- _WHAT THE TASK ASKS_: Go through the listing and return every line with "diciendo" in it.

- _SUPPLIED RECORDS_:
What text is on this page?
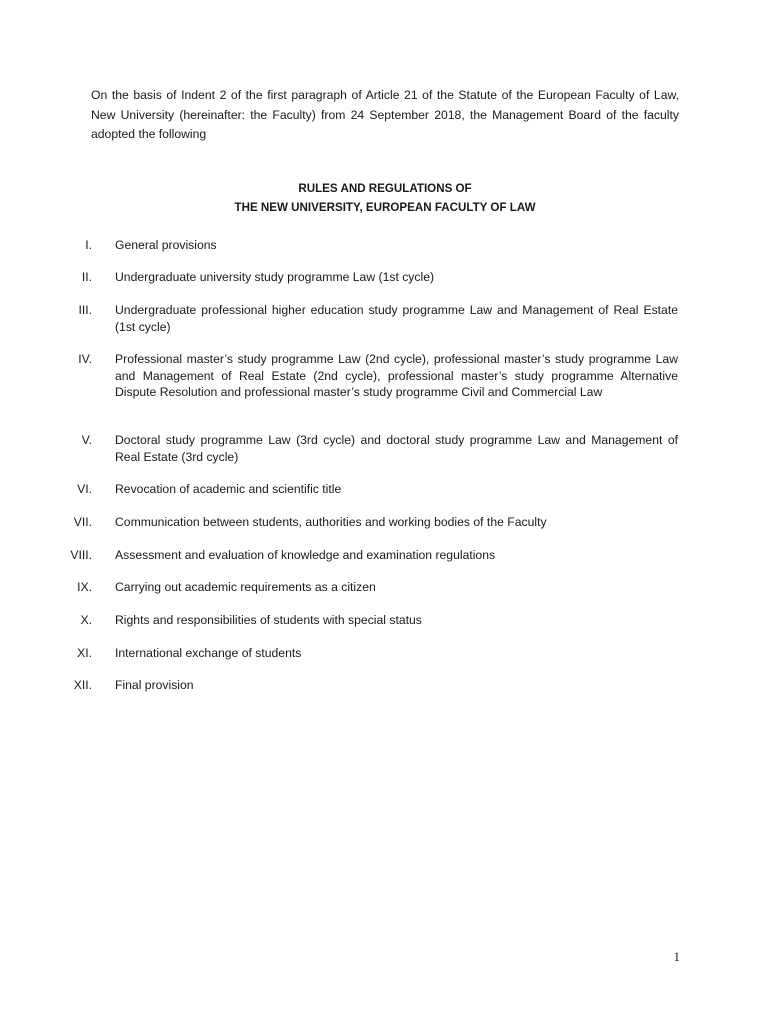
On the basis of Indent 2 of the first paragraph of Article 21 of the Statute of the European Faculty of Law, New University (hereinafter: the Faculty) from 24 September 2018, the Management Board of the faculty adopted the following

RULES AND REGULATIONS OF
THE NEW UNIVERSITY, EUROPEAN FACULTY OF LAW
I. General provisions
II. Undergraduate university study programme Law (1st cycle)
III. Undergraduate professional higher education study programme Law and Management of Real Estate (1st cycle)
IV. Professional master’s study programme Law (2nd cycle), professional master’s study programme Law and Management of Real Estate (2nd cycle), professional master’s study programme Alternative Dispute Resolution and professional master’s study programme Civil and Commercial Law
V. Doctoral study programme Law (3rd cycle) and doctoral study programme Law and Management of Real Estate (3rd cycle)
VI. Revocation of academic and scientific title
VII. Communication between students, authorities and working bodies of the Faculty
VIII. Assessment and evaluation of knowledge and examination regulations
IX. Carrying out academic requirements as a citizen
X. Rights and responsibilities of students with special status
XI. International exchange of students
XII. Final provision
1
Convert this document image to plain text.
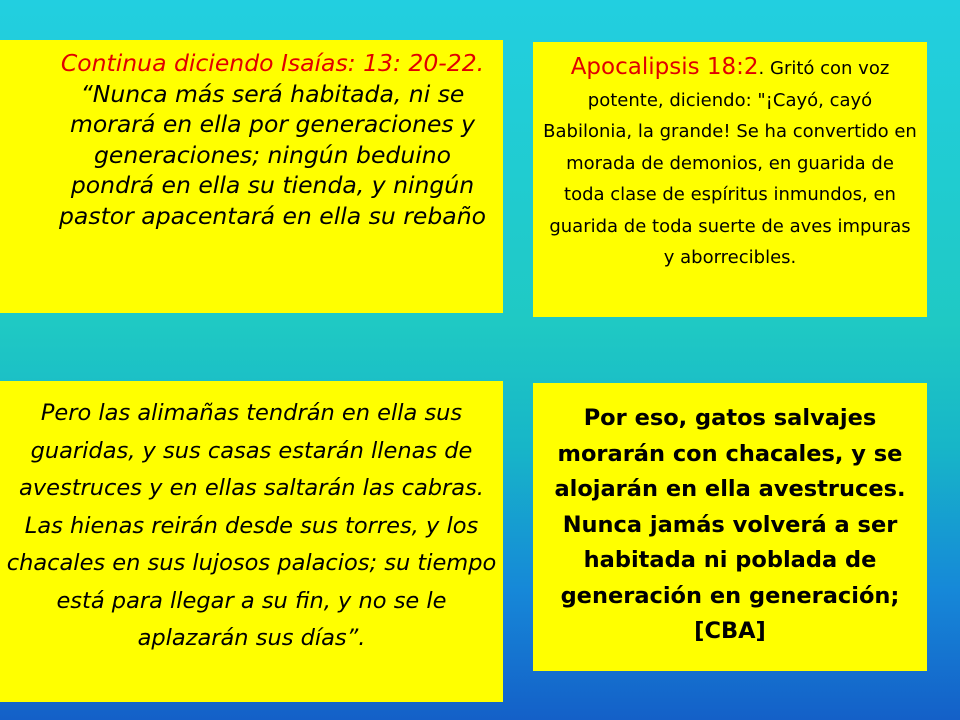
Continua diciendo Isaías: 13: 20-22. “Nunca más será habitada, ni se morará en ella por generaciones y generaciones; ningún beduino pondrá en ella su tienda, y ningún pastor apacentará en ella su rebaño
Apocalipsis 18:2. Gritó con voz potente, diciendo: "¡Cayó, cayó Babilonia, la grande! Se ha convertido en morada de demonios, en guarida de toda clase de espíritus inmundos, en guarida de toda suerte de aves impuras y aborrecibles.
Pero las alimañas tendrán en ella sus guaridas, y sus casas estarán llenas de avestruces y en ellas saltarán las cabras. Las hienas reirán desde sus torres, y los chacales en sus lujosos palacios; su tiempo está para llegar a su fin, y no se le aplazarán sus días”.
Por eso, gatos salvajes morarán con chacales, y se alojarán en ella avestruces. Nunca jamás volverá a ser habitada ni poblada de generación en generación; [CBA]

- _FULL OUTPUT_:
Continua diciendo Isaías: 13: 20-22. “Nunca más será habitada, ni se morará en ella por generaciones y generaciones; ningún beduino pondrá en ella su tienda, y ningún pastor apacentará en ella su rebaño
Apocalipsis 18:2. Gritó con voz potente, diciendo: "¡Cayó, cayó Babilonia, la grande! Se ha convertido en morada de demonios, en guarida de toda clase de espíritus inmundos, en guarida de toda suerte de aves impuras y aborrecibles.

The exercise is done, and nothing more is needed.